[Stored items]

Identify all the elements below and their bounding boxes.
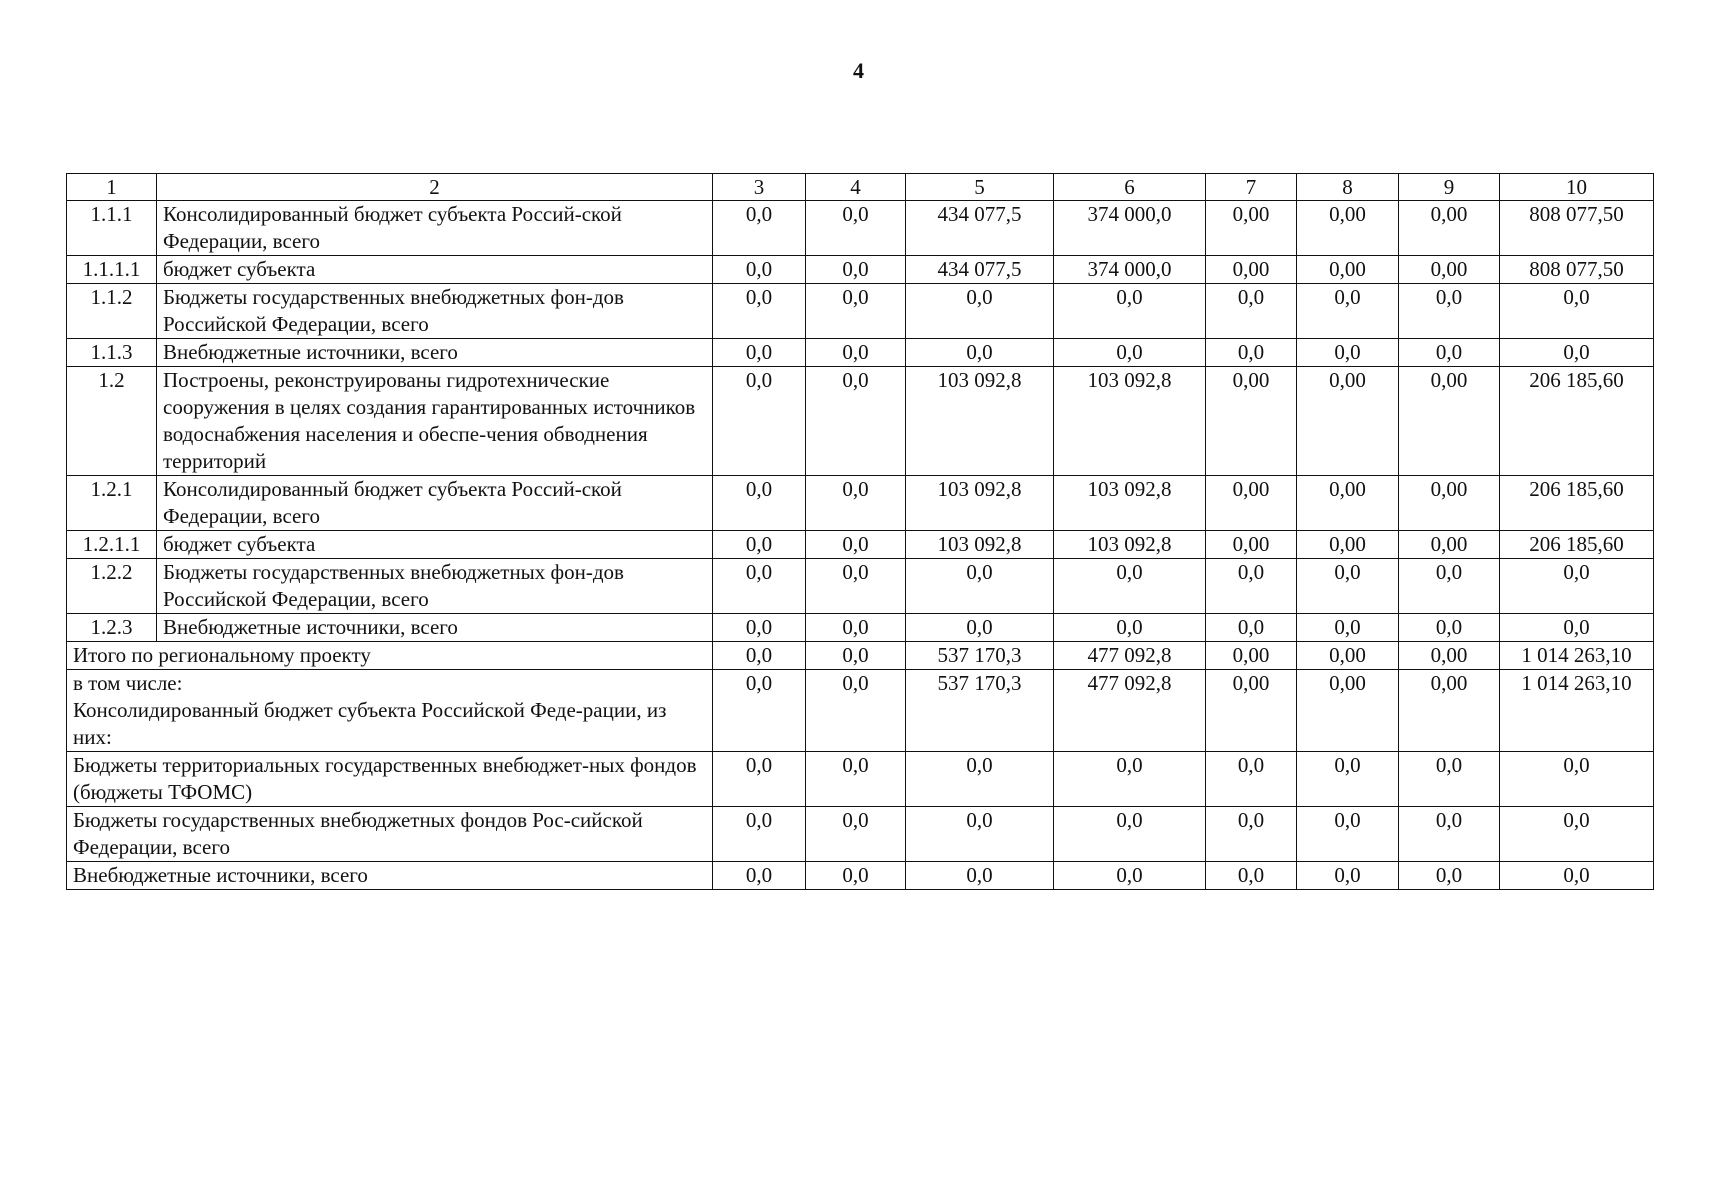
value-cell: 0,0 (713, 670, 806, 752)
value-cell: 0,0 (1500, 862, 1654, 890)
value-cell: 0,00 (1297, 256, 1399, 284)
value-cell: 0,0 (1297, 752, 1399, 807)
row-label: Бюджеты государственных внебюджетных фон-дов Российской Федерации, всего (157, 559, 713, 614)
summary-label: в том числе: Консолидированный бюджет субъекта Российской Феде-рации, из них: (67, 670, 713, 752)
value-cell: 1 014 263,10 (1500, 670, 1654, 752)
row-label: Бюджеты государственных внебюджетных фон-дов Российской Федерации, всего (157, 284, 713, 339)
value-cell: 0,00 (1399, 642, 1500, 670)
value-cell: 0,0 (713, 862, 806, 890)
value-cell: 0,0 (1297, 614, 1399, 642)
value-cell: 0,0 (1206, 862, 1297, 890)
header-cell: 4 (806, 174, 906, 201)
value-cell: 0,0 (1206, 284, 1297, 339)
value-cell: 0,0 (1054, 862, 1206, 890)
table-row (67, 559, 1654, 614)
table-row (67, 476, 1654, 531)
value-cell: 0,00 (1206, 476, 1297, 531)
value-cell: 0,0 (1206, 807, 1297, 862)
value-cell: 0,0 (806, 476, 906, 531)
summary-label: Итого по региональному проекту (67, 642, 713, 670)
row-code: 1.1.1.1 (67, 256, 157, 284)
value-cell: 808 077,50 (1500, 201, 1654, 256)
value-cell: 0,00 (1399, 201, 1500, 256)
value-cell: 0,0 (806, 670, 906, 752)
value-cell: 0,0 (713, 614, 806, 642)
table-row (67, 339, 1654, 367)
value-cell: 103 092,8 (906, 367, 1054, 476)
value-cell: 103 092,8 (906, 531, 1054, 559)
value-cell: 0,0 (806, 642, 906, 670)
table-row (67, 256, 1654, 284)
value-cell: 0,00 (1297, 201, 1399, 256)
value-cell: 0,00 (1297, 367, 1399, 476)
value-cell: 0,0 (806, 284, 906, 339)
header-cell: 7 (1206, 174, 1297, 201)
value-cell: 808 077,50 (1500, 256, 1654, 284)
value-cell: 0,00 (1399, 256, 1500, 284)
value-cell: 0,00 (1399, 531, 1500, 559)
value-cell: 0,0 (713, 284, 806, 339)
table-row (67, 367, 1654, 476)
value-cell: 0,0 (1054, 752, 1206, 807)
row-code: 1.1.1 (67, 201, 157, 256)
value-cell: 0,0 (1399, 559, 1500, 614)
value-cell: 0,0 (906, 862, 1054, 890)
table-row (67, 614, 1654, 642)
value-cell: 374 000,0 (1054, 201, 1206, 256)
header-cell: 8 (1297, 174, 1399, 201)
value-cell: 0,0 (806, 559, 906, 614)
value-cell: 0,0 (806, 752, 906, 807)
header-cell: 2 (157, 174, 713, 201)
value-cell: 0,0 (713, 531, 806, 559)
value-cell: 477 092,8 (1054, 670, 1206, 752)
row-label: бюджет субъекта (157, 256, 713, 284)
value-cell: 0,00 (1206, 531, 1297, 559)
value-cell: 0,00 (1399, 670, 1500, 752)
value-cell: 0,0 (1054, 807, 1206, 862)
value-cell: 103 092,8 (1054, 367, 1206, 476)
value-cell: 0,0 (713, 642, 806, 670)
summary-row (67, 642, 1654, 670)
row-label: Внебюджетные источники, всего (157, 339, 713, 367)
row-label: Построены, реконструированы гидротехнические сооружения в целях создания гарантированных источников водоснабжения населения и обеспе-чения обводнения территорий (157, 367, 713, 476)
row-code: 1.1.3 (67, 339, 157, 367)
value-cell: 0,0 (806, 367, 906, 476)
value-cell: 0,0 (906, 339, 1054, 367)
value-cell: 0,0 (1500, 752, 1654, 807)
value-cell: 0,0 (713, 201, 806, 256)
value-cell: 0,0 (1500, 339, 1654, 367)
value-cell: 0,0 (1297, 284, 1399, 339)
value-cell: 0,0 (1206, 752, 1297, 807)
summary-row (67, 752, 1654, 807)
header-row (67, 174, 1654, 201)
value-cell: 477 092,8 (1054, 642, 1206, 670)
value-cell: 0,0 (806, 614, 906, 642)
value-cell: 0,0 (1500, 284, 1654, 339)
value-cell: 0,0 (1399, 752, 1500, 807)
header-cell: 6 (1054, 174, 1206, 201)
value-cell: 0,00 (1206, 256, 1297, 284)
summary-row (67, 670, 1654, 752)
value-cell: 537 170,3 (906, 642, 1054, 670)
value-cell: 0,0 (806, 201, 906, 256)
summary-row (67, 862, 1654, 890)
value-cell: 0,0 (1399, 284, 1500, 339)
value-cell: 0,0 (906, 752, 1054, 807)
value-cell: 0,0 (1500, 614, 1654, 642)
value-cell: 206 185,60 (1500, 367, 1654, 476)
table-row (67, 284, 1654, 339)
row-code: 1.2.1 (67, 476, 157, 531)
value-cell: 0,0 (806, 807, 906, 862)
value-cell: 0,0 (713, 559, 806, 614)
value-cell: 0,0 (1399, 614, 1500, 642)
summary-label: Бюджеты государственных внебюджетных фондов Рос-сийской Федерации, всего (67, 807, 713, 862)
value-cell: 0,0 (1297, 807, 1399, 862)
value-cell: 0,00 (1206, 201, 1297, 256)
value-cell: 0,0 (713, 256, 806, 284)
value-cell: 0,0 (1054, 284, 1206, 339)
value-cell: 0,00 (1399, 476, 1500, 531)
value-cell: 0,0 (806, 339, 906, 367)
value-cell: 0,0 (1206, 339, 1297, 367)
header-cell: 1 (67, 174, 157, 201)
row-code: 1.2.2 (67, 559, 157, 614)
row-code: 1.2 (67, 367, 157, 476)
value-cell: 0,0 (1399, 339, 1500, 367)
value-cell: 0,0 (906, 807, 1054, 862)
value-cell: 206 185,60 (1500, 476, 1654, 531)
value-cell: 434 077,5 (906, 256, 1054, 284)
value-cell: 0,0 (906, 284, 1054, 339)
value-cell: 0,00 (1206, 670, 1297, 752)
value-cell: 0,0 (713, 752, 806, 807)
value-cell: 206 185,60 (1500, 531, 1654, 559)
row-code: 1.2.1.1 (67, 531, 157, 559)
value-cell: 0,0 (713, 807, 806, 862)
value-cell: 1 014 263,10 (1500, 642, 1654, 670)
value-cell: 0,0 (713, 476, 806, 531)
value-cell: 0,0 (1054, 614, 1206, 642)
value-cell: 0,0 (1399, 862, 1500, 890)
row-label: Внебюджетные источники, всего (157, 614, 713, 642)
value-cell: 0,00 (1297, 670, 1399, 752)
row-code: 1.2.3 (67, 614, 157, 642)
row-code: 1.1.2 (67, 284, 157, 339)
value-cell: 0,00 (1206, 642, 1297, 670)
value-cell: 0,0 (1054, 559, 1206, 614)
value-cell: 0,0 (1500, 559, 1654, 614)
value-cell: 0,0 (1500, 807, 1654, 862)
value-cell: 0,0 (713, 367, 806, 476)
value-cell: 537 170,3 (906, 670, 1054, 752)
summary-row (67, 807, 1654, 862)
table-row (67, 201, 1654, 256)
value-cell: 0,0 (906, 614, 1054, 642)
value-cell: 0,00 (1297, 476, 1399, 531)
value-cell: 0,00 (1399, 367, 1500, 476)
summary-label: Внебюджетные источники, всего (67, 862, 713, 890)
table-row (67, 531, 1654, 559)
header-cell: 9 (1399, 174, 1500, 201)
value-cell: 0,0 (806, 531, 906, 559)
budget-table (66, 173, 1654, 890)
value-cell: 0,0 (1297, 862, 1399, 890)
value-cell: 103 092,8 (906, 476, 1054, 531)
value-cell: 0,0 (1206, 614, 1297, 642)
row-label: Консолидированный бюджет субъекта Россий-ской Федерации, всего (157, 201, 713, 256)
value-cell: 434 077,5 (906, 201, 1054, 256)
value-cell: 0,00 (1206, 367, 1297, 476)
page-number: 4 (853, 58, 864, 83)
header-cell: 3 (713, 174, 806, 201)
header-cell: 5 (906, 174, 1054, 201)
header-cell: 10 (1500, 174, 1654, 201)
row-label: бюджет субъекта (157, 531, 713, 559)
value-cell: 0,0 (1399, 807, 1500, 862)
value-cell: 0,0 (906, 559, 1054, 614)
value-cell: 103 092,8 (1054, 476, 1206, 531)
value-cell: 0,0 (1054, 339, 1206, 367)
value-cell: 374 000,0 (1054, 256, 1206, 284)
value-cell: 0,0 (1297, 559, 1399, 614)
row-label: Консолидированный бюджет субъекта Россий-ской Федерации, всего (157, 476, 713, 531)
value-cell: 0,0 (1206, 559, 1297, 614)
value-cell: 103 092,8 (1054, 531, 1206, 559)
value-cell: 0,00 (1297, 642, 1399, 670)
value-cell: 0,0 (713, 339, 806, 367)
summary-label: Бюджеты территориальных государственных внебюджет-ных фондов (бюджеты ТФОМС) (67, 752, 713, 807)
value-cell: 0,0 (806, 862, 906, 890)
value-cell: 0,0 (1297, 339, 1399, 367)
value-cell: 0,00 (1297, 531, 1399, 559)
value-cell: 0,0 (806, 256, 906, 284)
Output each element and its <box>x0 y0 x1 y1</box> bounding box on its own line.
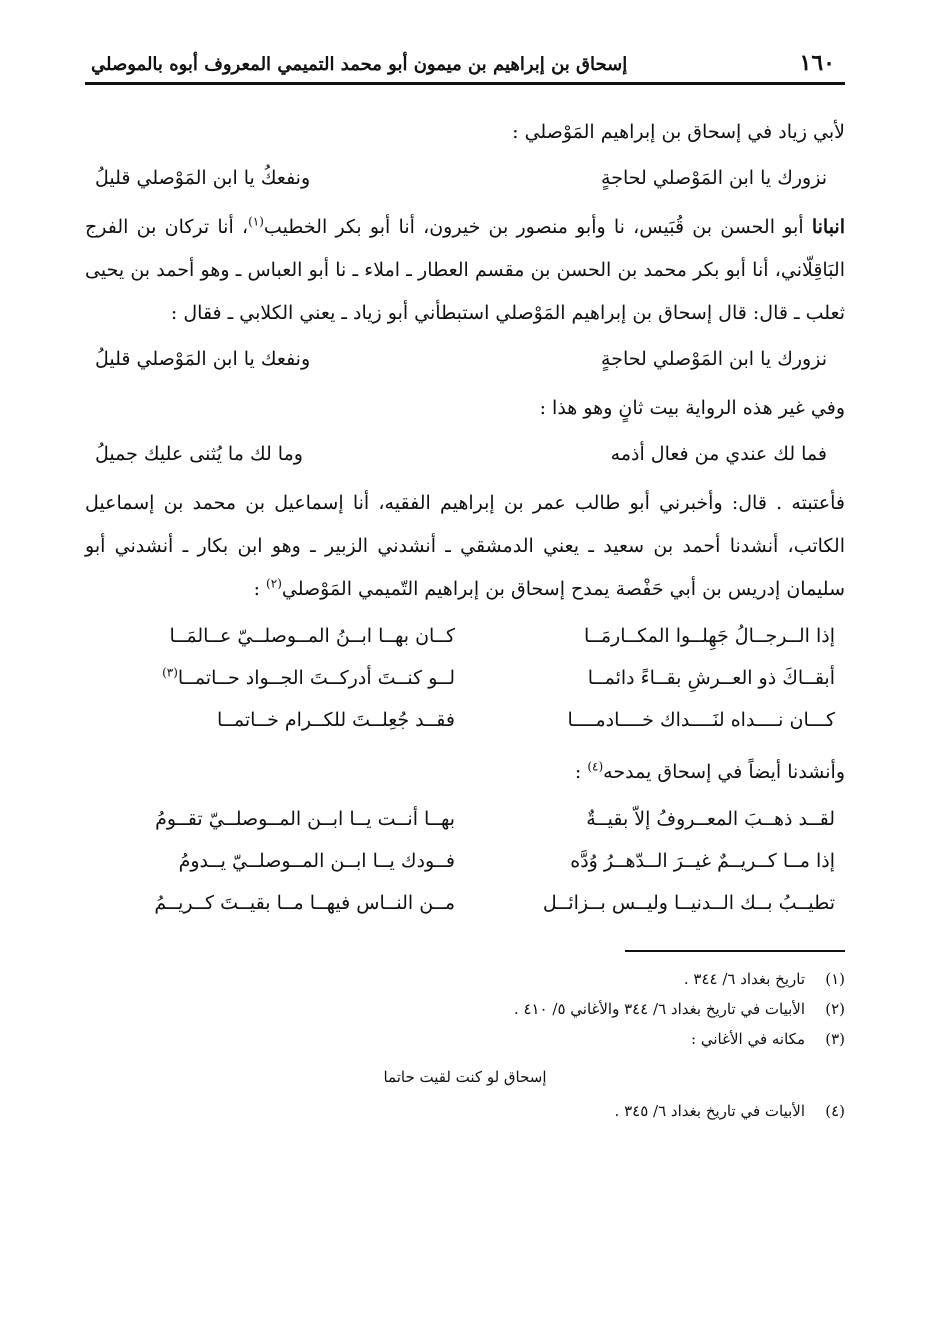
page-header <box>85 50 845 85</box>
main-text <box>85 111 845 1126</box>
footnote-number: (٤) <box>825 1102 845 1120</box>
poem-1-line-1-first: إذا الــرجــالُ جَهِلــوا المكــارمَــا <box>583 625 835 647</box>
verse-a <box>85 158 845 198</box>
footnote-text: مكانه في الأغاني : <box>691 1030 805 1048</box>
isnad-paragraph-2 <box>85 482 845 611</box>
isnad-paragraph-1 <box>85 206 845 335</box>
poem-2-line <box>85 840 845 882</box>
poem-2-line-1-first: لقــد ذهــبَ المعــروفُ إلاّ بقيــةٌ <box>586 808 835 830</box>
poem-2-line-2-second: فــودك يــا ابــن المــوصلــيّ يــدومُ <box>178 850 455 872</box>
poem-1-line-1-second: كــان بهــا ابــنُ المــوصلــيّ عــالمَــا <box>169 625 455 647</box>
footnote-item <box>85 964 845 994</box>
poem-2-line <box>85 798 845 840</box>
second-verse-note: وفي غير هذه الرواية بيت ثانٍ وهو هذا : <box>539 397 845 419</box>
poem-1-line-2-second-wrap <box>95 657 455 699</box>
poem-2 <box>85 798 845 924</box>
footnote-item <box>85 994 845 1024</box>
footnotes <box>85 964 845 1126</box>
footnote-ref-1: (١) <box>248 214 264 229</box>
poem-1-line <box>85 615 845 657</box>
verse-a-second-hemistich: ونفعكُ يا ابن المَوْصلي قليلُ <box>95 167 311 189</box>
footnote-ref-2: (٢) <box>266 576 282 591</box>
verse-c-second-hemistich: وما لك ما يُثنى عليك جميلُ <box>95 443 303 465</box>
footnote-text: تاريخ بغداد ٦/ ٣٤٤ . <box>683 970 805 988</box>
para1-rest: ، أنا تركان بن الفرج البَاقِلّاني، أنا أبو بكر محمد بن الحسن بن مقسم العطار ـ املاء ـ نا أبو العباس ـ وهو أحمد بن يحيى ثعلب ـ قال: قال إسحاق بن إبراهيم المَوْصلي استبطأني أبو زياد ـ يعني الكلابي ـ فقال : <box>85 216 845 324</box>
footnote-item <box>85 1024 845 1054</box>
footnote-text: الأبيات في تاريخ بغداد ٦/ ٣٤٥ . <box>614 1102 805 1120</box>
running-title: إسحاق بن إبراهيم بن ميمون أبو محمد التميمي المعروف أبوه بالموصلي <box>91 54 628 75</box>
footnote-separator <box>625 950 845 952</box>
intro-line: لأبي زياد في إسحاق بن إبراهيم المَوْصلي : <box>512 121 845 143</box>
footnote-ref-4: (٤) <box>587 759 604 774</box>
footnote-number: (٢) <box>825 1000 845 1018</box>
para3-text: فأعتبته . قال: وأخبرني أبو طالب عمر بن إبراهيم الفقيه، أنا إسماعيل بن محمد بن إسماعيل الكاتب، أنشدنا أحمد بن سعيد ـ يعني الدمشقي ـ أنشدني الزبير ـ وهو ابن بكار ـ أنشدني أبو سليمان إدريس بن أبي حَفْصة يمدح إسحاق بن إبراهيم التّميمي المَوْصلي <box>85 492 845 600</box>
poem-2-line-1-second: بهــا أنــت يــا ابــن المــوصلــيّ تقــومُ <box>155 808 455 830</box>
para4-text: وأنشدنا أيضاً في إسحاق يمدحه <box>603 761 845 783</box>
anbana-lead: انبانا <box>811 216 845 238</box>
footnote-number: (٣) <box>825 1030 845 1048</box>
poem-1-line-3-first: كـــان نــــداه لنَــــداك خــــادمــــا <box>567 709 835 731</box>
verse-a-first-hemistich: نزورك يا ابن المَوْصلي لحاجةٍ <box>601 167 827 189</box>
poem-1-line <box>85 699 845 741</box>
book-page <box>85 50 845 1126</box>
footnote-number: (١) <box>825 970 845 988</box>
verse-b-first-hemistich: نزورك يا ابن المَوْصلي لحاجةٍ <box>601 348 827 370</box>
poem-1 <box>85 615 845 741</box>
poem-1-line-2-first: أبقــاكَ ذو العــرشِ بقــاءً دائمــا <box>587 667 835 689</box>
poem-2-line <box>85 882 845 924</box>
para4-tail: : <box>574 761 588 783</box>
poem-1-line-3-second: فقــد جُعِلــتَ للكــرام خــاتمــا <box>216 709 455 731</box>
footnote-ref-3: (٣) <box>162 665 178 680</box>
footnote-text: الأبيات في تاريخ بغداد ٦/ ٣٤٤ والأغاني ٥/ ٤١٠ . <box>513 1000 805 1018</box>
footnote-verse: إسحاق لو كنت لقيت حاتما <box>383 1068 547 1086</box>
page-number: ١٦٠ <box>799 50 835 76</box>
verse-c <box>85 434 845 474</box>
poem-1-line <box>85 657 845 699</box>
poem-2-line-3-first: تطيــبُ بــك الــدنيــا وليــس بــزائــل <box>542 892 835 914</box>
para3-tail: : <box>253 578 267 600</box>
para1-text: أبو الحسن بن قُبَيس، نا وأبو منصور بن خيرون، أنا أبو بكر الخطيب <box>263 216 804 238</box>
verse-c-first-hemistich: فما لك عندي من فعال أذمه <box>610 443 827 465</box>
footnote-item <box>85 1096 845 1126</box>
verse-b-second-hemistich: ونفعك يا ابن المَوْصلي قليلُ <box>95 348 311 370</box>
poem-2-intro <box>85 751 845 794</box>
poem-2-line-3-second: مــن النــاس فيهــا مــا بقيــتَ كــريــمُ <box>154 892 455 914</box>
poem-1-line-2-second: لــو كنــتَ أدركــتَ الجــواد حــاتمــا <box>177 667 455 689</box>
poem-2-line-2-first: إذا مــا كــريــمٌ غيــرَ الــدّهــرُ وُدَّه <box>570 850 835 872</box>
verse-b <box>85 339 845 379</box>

= Required task =
Rewrite the part that begins with the line containing "value-cell: 0,0 (713, 670, 806, 752)" and ends with the line containing "value-cell: 0,0 (806, 752, 906, 807)", replacing "row-code" with "row-number" and keeping everything else the same.

= Response to the task =
value-cell: 0,0 (713, 670, 806, 752)
value-cell: 0,0 (1500, 862, 1654, 890)
value-cell: 0,00 (1297, 256, 1399, 284)
value-cell: 0,0 (1297, 752, 1399, 807)
row-label: Бюджеты государственных внебюджетных фон-дов Российской Федерации, всего (157, 559, 713, 614)
summary-label: в том числе: Консолидированный бюджет субъекта Российской Феде-рации, из них: (67, 670, 713, 752)
value-cell: 1 014 263,10 (1500, 670, 1654, 752)
row-label: Бюджеты государственных внебюджетных фон-дов Российской Федерации, всего (157, 284, 713, 339)
value-cell: 0,00 (1399, 642, 1500, 670)
value-cell: 0,0 (713, 862, 806, 890)
value-cell: 0,0 (1297, 614, 1399, 642)
value-cell: 0,0 (1206, 862, 1297, 890)
header-cell: 4 (806, 174, 906, 201)
value-cell: 0,0 (1206, 284, 1297, 339)
value-cell: 0,0 (1054, 862, 1206, 890)
table-row (67, 559, 1654, 614)
table-row (67, 476, 1654, 531)
value-cell: 0,00 (1206, 476, 1297, 531)
value-cell: 0,0 (1206, 807, 1297, 862)
value-cell: 0,0 (806, 476, 906, 531)
summary-label: Итого по региональному проекту (67, 642, 713, 670)
row-number: 1.1.1.1 (67, 256, 157, 284)
value-cell: 808 077,50 (1500, 201, 1654, 256)
value-cell: 0,00 (1399, 201, 1500, 256)
value-cell: 0,0 (806, 670, 906, 752)
value-cell: 0,0 (713, 614, 806, 642)
table-row (67, 339, 1654, 367)
value-cell: 103 092,8 (906, 367, 1054, 476)
value-cell: 103 092,8 (906, 531, 1054, 559)
value-cell: 0,0 (806, 642, 906, 670)
table-row (67, 256, 1654, 284)
value-cell: 0,00 (1297, 201, 1399, 256)
value-cell: 0,00 (1297, 367, 1399, 476)
value-cell: 0,0 (806, 284, 906, 339)
header-cell: 7 (1206, 174, 1297, 201)
value-cell: 808 077,50 (1500, 256, 1654, 284)
value-cell: 0,00 (1399, 256, 1500, 284)
value-cell: 0,00 (1399, 531, 1500, 559)
value-cell: 0,0 (713, 284, 806, 339)
table-row (67, 367, 1654, 476)
value-cell: 0,0 (1054, 752, 1206, 807)
row-number: 1.1.1 (67, 201, 157, 256)
value-cell: 0,0 (1399, 559, 1500, 614)
value-cell: 0,0 (906, 862, 1054, 890)
table-row (67, 614, 1654, 642)
value-cell: 374 000,0 (1054, 201, 1206, 256)
header-cell: 8 (1297, 174, 1399, 201)
value-cell: 0,0 (806, 559, 906, 614)
value-cell: 0,0 (806, 752, 906, 807)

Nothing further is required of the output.